═══ DATA SUPPLIED

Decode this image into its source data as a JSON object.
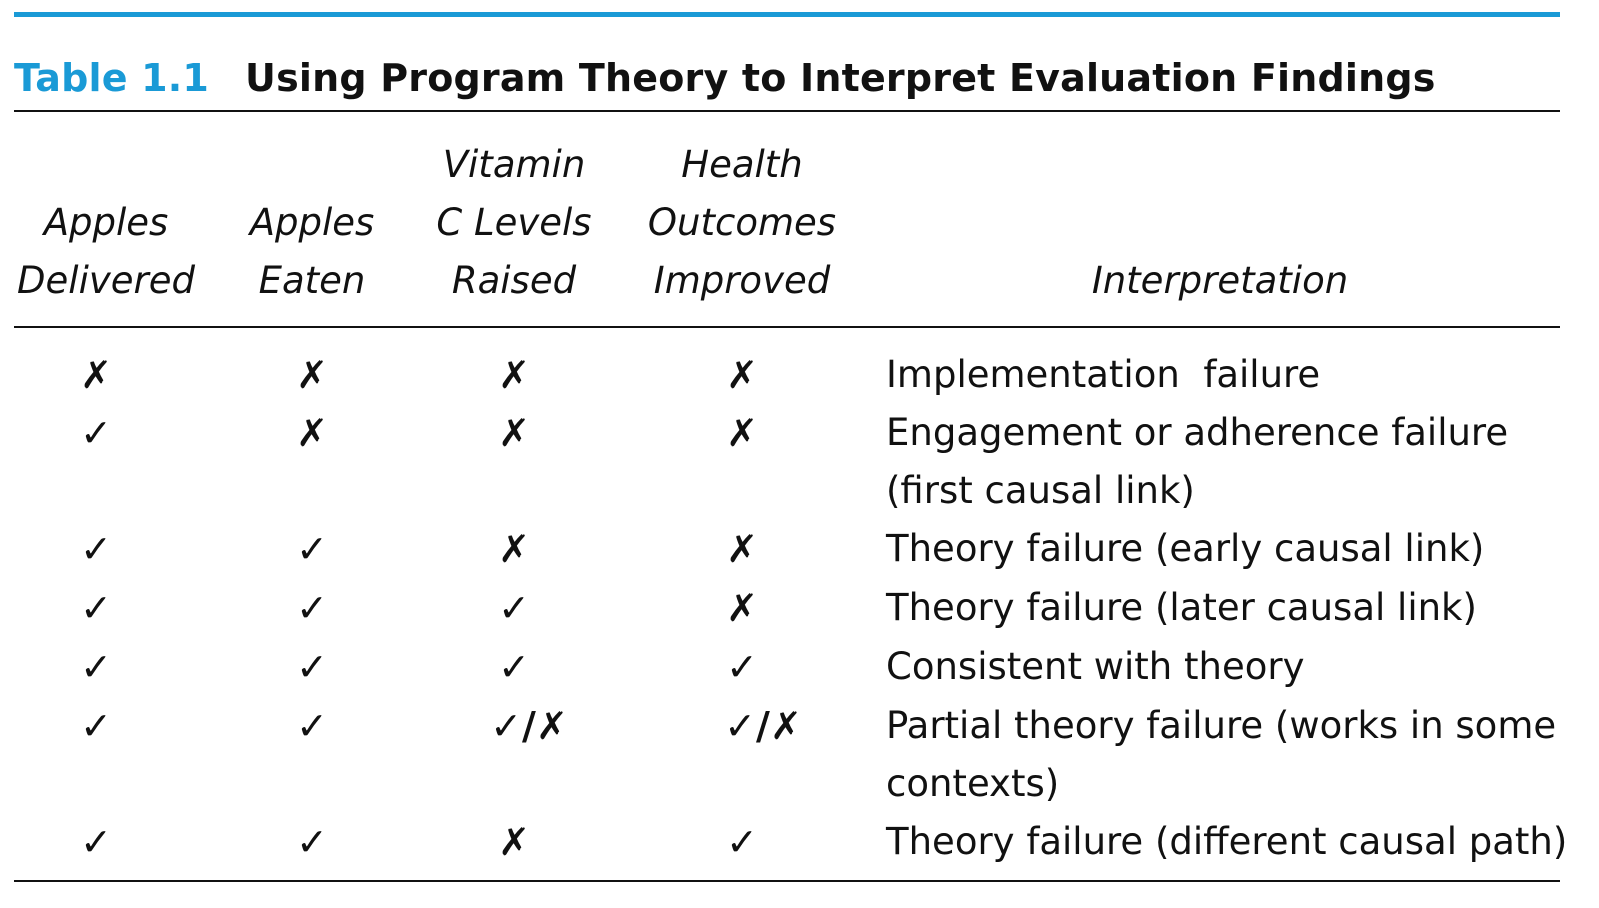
{
  "table": {
    "label": "Table 1.1",
    "title": "Using Program Theory to Interpret Evaluation Findings",
    "accent_color": "#1a9ad6",
    "headers": {
      "apples_delivered": [
        "Apples",
        "Delivered"
      ],
      "apples_eaten": [
        "Apples",
        "Eaten"
      ],
      "vitamin_c": [
        "Vitamin",
        "C Levels",
        "Raised"
      ],
      "health_outcomes": [
        "Health",
        "Outcomes",
        "Improved"
      ],
      "interpretation": [
        "Interpretation"
      ]
    },
    "rows": [
      {
        "apples_delivered": "✗",
        "apples_eaten": "✗",
        "vitamin_c": "✗",
        "health_outcomes": "✗",
        "interpretation": [
          "Implementation  failure"
        ]
      },
      {
        "apples_delivered": "✓",
        "apples_eaten": "✗",
        "vitamin_c": "✗",
        "health_outcomes": "✗",
        "interpretation": [
          "Engagement or adherence failure",
          "(first causal link)"
        ]
      },
      {
        "apples_delivered": "✓",
        "apples_eaten": "✓",
        "vitamin_c": "✗",
        "health_outcomes": "✗",
        "interpretation": [
          "Theory failure (early causal link)"
        ]
      },
      {
        "apples_delivered": "✓",
        "apples_eaten": "✓",
        "vitamin_c": "✓",
        "health_outcomes": "✗",
        "interpretation": [
          "Theory failure (later causal link)"
        ]
      },
      {
        "apples_delivered": "✓",
        "apples_eaten": "✓",
        "vitamin_c": "✓",
        "health_outcomes": "✓",
        "interpretation": [
          "Consistent with theory"
        ]
      },
      {
        "apples_delivered": "✓",
        "apples_eaten": "✓",
        "vitamin_c": "✓/✗",
        "health_outcomes": "✓/✗",
        "interpretation": [
          "Partial theory failure (works in some",
          "contexts)"
        ]
      },
      {
        "apples_delivered": "✓",
        "apples_eaten": "✓",
        "vitamin_c": "✗",
        "health_outcomes": "✓",
        "interpretation": [
          "Theory failure (different causal path)"
        ]
      }
    ]
  }
}
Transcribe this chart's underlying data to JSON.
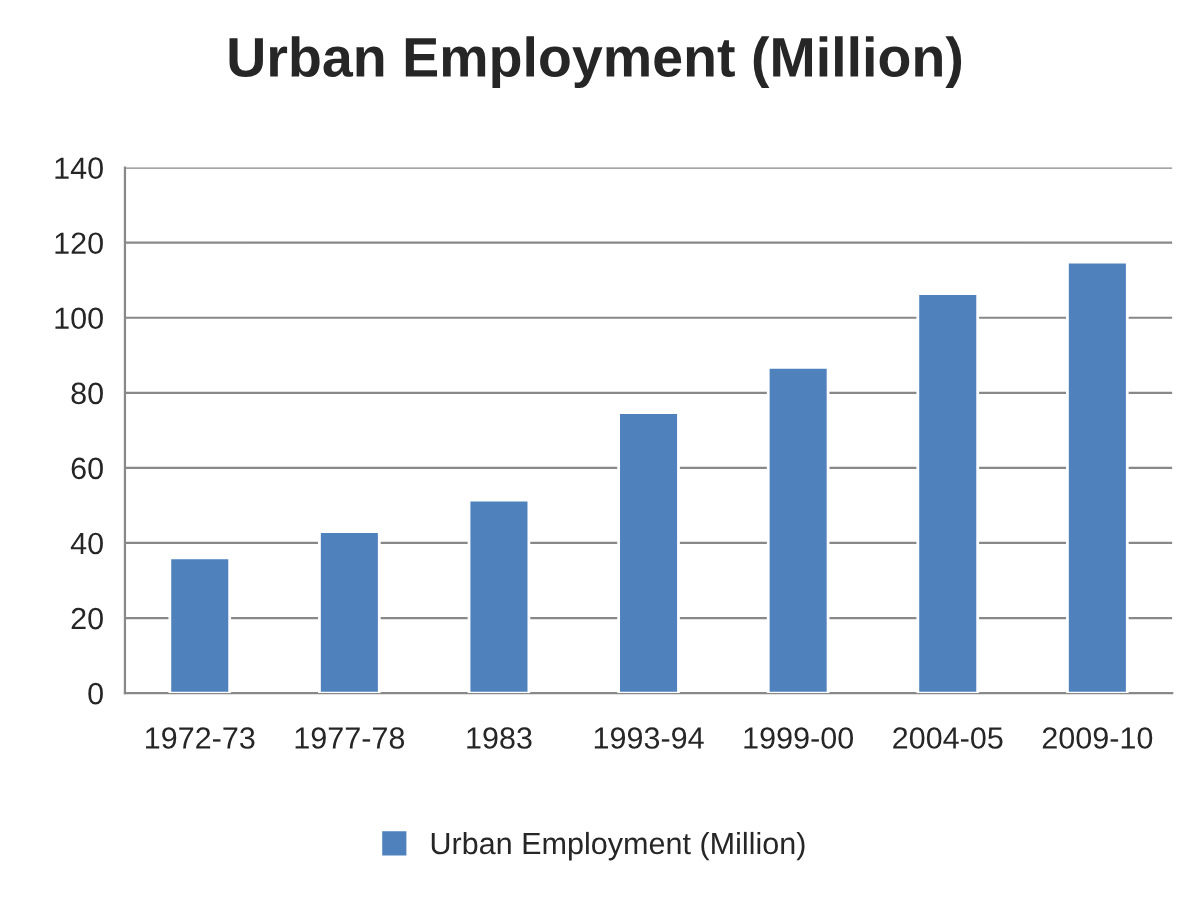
{
  "chart_data": {
    "type": "bar",
    "title": "Urban Employment (Million)",
    "categories": [
      "1972-73",
      "1977-78",
      "1983",
      "1993-94",
      "1999-00",
      "2004-05",
      "2009-10"
    ],
    "series": [
      {
        "name": "Urban Employment (Million)",
        "color": "#4f81bd",
        "values": [
          36,
          43,
          51.4,
          74.7,
          86.8,
          106.4,
          114.8
        ]
      }
    ],
    "ylim": [
      0,
      140
    ],
    "yticks": [
      0,
      20,
      40,
      60,
      80,
      100,
      120,
      140
    ],
    "grid": "y",
    "legend": "bottom"
  }
}
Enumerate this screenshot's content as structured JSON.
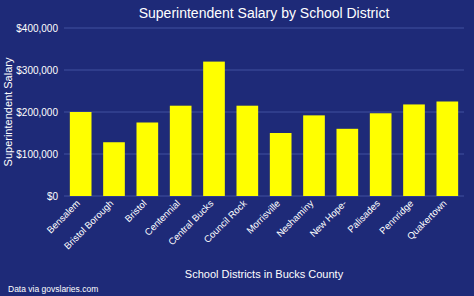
{
  "chart_data": {
    "type": "bar",
    "title": "Superintendent Salary by School District",
    "xlabel": "School Districts in Bucks County",
    "ylabel": "Superintendent Salary",
    "footnote": "Data via govslaries.com",
    "categories": [
      "Bensalem",
      "Bristol Borough",
      "Bristol",
      "Centennial",
      "Central Bucks",
      "Council Rock",
      "Morrisville",
      "Neshaminy",
      "New Hope-",
      "Palisades",
      "Pennridge",
      "Quakertown"
    ],
    "values": [
      200000,
      128000,
      175000,
      215000,
      320000,
      215000,
      150000,
      192000,
      160000,
      197000,
      218000,
      225000
    ],
    "color": "#FFFF00",
    "ylim": [
      0,
      400000
    ],
    "yticks": [
      {
        "value": 0,
        "label": "$0"
      },
      {
        "value": 100000,
        "label": "$100,000"
      },
      {
        "value": 200000,
        "label": "$200,000"
      },
      {
        "value": 300000,
        "label": "$300,000"
      },
      {
        "value": 400000,
        "label": "$400,000"
      }
    ],
    "grid": true
  }
}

══════

_WHAT IS ASKED:_ Set every line down exactly as written, leaving each picture out.

_THE REPLY:_
Decode this image into its source data as a JSON object.
{
  "table": {
    "label": "Table 1.1",
    "title": "Using Program Theory to Interpret Evaluation Findings",
    "accent_color": "#1a9ad6",
    "headers": {
      "apples_delivered": [
        "Apples",
        "Delivered"
      ],
      "apples_eaten": [
        "Apples",
        "Eaten"
      ],
      "vitamin_c": [
        "Vitamin",
        "C Levels",
        "Raised"
      ],
      "health_outcomes": [
        "Health",
        "Outcomes",
        "Improved"
      ],
      "interpretation": [
        "Interpretation"
      ]
    },
    "rows": [
      {
        "apples_delivered": "✗",
        "apples_eaten": "✗",
        "vitamin_c": "✗",
        "health_outcomes": "✗",
        "interpretation": [
          "Implementation  failure"
        ]
      },
      {
        "apples_delivered": "✓",
        "apples_eaten": "✗",
        "vitamin_c": "✗",
        "health_outcomes": "✗",
        "interpretation": [
          "Engagement or adherence failure",
          "(first causal link)"
        ]
      },
      {
        "apples_delivered": "✓",
        "apples_eaten": "✓",
        "vitamin_c": "✗",
        "health_outcomes": "✗",
        "interpretation": [
          "Theory failure (early causal link)"
        ]
      },
      {
        "apples_delivered": "✓",
        "apples_eaten": "✓",
        "vitamin_c": "✓",
        "health_outcomes": "✗",
        "interpretation": [
          "Theory failure (later causal link)"
        ]
      },
      {
        "apples_delivered": "✓",
        "apples_eaten": "✓",
        "vitamin_c": "✓",
        "health_outcomes": "✓",
        "interpretation": [
          "Consistent with theory"
        ]
      },
      {
        "apples_delivered": "✓",
        "apples_eaten": "✓",
        "vitamin_c": "✓/✗",
        "health_outcomes": "✓/✗",
        "interpretation": [
          "Partial theory failure (works in some",
          "contexts)"
        ]
      },
      {
        "apples_delivered": "✓",
        "apples_eaten": "✓",
        "vitamin_c": "✗",
        "health_outcomes": "✓",
        "interpretation": [
          "Theory failure (different causal path)"
        ]
      }
    ]
  }
}
Transcribe this chart's underlying data to JSON.
{
  "chart_data": {
    "type": "bar",
    "title": "Urban Employment (Million)",
    "categories": [
      "1972-73",
      "1977-78",
      "1983",
      "1993-94",
      "1999-00",
      "2004-05",
      "2009-10"
    ],
    "series": [
      {
        "name": "Urban Employment (Million)",
        "color": "#4f81bd",
        "values": [
          36,
          43,
          51.4,
          74.7,
          86.8,
          106.4,
          114.8
        ]
      }
    ],
    "ylim": [
      0,
      140
    ],
    "yticks": [
      0,
      20,
      40,
      60,
      80,
      100,
      120,
      140
    ],
    "grid": "y",
    "legend": "bottom"
  }
}
Enumerate this screenshot's content as structured JSON.
{
  "chart_data": {
    "type": "bar",
    "title": "Superintendent Salary by School District",
    "xlabel": "School Districts in Bucks County",
    "ylabel": "Superintendent Salary",
    "footnote": "Data via govslaries.com",
    "categories": [
      "Bensalem",
      "Bristol Borough",
      "Bristol",
      "Centennial",
      "Central Bucks",
      "Council Rock",
      "Morrisville",
      "Neshaminy",
      "New Hope-",
      "Palisades",
      "Pennridge",
      "Quakertown"
    ],
    "values": [
      200000,
      128000,
      175000,
      215000,
      320000,
      215000,
      150000,
      192000,
      160000,
      197000,
      218000,
      225000
    ],
    "color": "#FFFF00",
    "ylim": [
      0,
      400000
    ],
    "yticks": [
      {
        "value": 0,
        "label": "$0"
      },
      {
        "value": 100000,
        "label": "$100,000"
      },
      {
        "value": 200000,
        "label": "$200,000"
      },
      {
        "value": 300000,
        "label": "$300,000"
      },
      {
        "value": 400000,
        "label": "$400,000"
      }
    ],
    "grid": true
  }
}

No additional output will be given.